うつ病にヘルペスウイルスの遺伝子が関与している可能性が研究で指摘され、発症メカニズム解明の有力な仮説となる

 NHK によりますと、うつ病の発症にヘルペスウイルスが関係している可能性があるとの研究結果が発表されたとのことです。

 さらなる研究が必要な状況ではあるものの、ヘルペスウイルスは一般に存在するウイルスです。そのウイルスがうつ病の発症に大きく関係しているのであれば、治療方法の道筋が1つできるだけに今後の研究で効果が確認されるかが注目点と言えるでしょう。

 

 研究を行ったのは、東京慈恵会医科大学の近藤一博教授らのグループです。

 グループでは、多くの人が子どもの頃に感染する「ヒトヘルペスウイルス6」というウイルスが脳の一部に感染すると、ウイルスが持つ「SITHー1」という遺伝子が強く働くことを突き止めました。

 そこで、マウスの脳でこの遺伝子を人為的に働かせたところ、マウスの行動が変化し、うつによく似た症状がみられることが確認されたということです。

 さらにグループが、うつ病の患者84人と健康な人82人の血液を調べたところ、うつ病の患者では79.8%の人でこの遺伝子が強く働いている反応があったのに対し、健康な人では24.4%だったということです。

データ
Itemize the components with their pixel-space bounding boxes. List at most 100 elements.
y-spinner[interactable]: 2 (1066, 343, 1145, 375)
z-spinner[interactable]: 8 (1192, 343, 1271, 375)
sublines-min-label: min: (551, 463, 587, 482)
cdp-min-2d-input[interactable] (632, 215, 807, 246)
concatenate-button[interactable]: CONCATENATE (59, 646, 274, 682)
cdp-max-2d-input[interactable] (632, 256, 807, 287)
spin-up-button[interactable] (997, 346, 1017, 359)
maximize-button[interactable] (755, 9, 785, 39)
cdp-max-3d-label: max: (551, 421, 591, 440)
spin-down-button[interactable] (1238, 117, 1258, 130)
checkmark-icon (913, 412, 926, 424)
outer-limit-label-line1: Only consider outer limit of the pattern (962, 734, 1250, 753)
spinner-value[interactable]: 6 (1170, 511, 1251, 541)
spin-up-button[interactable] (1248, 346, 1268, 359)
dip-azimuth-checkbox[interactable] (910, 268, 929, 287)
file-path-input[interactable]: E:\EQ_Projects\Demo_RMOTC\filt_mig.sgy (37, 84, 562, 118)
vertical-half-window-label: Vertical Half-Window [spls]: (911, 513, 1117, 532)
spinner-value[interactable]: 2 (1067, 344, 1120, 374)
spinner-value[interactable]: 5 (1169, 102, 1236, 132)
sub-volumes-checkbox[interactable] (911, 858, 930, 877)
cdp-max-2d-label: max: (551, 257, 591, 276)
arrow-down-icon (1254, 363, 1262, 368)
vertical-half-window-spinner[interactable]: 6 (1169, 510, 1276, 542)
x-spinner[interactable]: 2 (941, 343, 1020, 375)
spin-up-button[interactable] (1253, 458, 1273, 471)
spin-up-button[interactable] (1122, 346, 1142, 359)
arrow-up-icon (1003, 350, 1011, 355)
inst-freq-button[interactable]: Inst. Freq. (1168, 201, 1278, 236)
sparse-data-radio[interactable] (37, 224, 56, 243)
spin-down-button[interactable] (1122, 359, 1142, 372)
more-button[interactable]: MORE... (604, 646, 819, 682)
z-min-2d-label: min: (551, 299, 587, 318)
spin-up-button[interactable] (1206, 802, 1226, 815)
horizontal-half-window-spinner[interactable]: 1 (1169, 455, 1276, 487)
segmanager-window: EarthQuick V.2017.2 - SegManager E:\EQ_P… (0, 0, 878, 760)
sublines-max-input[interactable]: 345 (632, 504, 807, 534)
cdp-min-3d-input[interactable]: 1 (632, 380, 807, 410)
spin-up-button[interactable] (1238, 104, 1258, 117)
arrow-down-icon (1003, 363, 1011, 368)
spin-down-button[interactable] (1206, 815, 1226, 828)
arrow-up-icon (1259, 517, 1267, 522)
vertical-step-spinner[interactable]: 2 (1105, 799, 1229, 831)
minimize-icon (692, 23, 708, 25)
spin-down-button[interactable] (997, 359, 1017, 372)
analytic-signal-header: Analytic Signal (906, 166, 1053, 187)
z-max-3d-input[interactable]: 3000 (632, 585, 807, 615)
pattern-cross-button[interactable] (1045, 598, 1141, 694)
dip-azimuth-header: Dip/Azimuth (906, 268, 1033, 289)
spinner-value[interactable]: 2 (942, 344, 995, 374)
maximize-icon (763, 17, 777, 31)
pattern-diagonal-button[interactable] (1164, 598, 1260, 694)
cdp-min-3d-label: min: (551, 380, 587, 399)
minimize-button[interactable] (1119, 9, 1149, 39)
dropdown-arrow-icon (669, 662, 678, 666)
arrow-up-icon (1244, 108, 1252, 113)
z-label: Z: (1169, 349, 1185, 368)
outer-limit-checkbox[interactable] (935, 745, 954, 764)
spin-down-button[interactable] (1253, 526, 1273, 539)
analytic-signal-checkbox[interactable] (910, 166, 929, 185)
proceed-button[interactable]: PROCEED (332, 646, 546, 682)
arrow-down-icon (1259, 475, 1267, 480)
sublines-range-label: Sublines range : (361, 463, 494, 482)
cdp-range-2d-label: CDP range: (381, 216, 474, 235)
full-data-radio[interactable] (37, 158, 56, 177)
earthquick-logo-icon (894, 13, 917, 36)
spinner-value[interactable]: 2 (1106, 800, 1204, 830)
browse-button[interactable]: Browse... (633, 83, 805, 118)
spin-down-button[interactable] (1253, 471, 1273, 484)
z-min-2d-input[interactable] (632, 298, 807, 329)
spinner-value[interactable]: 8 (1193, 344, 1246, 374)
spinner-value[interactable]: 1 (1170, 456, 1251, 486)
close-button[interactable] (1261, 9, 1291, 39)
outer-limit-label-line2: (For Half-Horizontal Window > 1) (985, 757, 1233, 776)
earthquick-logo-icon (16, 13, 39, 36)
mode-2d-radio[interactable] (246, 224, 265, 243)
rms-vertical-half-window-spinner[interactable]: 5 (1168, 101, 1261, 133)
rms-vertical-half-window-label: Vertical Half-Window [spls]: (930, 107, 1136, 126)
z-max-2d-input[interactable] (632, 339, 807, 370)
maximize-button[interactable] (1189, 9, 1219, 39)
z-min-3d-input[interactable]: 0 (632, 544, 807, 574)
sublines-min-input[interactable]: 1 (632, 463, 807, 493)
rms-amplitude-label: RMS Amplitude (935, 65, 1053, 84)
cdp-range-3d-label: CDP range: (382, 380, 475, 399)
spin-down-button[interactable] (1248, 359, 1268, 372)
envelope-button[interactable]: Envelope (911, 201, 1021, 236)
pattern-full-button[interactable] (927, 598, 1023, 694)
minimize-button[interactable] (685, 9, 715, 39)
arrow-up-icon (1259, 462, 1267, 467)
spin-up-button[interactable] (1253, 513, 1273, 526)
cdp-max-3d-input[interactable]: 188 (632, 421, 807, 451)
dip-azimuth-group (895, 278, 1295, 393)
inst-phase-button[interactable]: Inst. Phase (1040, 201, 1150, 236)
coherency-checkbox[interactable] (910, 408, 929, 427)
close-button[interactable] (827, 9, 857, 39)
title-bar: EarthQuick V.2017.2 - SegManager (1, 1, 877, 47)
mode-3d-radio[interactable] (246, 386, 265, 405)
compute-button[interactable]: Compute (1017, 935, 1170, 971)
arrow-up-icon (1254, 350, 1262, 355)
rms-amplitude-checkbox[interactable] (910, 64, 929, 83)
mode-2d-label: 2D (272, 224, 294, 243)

課題内容
本文の「NHK によりますと、うつ病」から「が確認されたということです。」までを、「マウス」を「ラット」に入れ替えて書き直してください。

回答
NHK によりますと、うつ病の発症にヘルペスウイルスが関係している可能性があるとの研究結果が発表されたとのことです。

 さらなる研究が必要な状況ではあるものの、ヘルペスウイルスは一般に存在するウイルスです。そのウイルスがうつ病の発症に大きく関係しているのであれば、治療方法の道筋が1つできるだけに今後の研究で効果が確認されるかが注目点と言えるでしょう。

 

 研究を行ったのは、東京慈恵会医科大学の近藤一博教授らのグループです。

 グループでは、多くの人が子どもの頃に感染する「ヒトヘルペスウイルス6」というウイルスが脳の一部に感染すると、ウイルスが持つ「SITHー1」という遺伝子が強く働くことを突き止めました。

 そこで、ラットの脳でこの遺伝子を人為的に働かせたところ、ラットの行動が変化し、うつによく似た症状がみられることが確認されたということです。